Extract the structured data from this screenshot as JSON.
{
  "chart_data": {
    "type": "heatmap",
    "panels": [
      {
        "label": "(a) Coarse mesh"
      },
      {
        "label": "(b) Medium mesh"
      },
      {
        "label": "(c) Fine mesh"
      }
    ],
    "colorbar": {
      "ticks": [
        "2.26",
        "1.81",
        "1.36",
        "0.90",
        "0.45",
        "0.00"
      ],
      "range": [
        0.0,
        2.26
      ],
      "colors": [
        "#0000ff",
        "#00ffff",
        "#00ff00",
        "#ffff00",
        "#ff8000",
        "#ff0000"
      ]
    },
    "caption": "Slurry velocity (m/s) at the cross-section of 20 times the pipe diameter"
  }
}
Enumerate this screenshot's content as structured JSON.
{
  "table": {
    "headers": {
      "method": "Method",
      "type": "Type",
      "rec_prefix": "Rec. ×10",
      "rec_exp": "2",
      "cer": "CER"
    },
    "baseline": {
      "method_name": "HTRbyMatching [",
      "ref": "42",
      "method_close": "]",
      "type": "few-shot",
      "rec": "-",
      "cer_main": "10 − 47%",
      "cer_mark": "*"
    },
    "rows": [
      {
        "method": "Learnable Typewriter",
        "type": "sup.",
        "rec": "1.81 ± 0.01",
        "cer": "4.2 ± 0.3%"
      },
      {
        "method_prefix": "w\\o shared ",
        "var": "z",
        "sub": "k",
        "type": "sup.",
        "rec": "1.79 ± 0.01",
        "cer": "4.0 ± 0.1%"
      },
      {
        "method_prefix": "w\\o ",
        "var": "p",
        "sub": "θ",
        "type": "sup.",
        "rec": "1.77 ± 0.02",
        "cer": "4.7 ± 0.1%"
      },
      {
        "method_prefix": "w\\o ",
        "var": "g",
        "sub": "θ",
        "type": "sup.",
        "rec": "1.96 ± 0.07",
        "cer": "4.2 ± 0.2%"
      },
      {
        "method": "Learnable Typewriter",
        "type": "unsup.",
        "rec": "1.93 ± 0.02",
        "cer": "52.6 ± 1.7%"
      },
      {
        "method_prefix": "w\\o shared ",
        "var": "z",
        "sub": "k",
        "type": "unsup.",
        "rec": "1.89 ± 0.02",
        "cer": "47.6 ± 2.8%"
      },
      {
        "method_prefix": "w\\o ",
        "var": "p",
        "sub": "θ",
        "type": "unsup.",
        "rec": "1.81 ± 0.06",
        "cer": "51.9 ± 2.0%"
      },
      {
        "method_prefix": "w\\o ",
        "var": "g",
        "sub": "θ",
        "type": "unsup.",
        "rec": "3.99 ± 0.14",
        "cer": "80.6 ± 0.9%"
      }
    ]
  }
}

......

▸ **WHAT YOU NEED TO DO**
Copy out each line exactly as written.

▸ **ANSWER**
Extract the structured data from this screenshot as JSON.
{
  "chart_data": {
    "type": "heatmap",
    "panels": [
      {
        "label": "(a) Coarse mesh"
      },
      {
        "label": "(b) Medium mesh"
      },
      {
        "label": "(c) Fine mesh"
      }
    ],
    "colorbar": {
      "ticks": [
        "2.26",
        "1.81",
        "1.36",
        "0.90",
        "0.45",
        "0.00"
      ],
      "range": [
        0.0,
        2.26
      ],
      "colors": [
        "#0000ff",
        "#00ffff",
        "#00ff00",
        "#ffff00",
        "#ff8000",
        "#ff0000"
      ]
    },
    "caption": "Slurry velocity (m/s) at the cross-section of 20 times the pipe diameter"
  }
}
Enumerate this screenshot's content as structured JSON.
{
  "table": {
    "headers": {
      "method": "Method",
      "type": "Type",
      "rec_prefix": "Rec. ×10",
      "rec_exp": "2",
      "cer": "CER"
    },
    "baseline": {
      "method_name": "HTRbyMatching [",
      "ref": "42",
      "method_close": "]",
      "type": "few-shot",
      "rec": "-",
      "cer_main": "10 − 47%",
      "cer_mark": "*"
    },
    "rows": [
      {
        "method": "Learnable Typewriter",
        "type": "sup.",
        "rec": "1.81 ± 0.01",
        "cer": "4.2 ± 0.3%"
      },
      {
        "method_prefix": "w\\o shared ",
        "var": "z",
        "sub": "k",
        "type": "sup.",
        "rec": "1.79 ± 0.01",
        "cer": "4.0 ± 0.1%"
      },
      {
        "method_prefix": "w\\o ",
        "var": "p",
        "sub": "θ",
        "type": "sup.",
        "rec": "1.77 ± 0.02",
        "cer": "4.7 ± 0.1%"
      },
      {
        "method_prefix": "w\\o ",
        "var": "g",
        "sub": "θ",
        "type": "sup.",
        "rec": "1.96 ± 0.07",
        "cer": "4.2 ± 0.2%"
      },
      {
        "method": "Learnable Typewriter",
        "type": "unsup.",
        "rec": "1.93 ± 0.02",
        "cer": "52.6 ± 1.7%"
      },
      {
        "method_prefix": "w\\o shared ",
        "var": "z",
        "sub": "k",
        "type": "unsup.",
        "rec": "1.89 ± 0.02",
        "cer": "47.6 ± 2.8%"
      },
      {
        "method_prefix": "w\\o ",
        "var": "p",
        "sub": "θ",
        "type": "unsup.",
        "rec": "1.81 ± 0.06",
        "cer": "51.9 ± 2.0%"
      },
      {
        "method_prefix": "w\\o ",
        "var": "g",
        "sub": "θ",
        "type": "unsup.",
        "rec": "3.99 ± 0.14",
        "cer": "80.6 ± 0.9%"
      }
    ]
  }
}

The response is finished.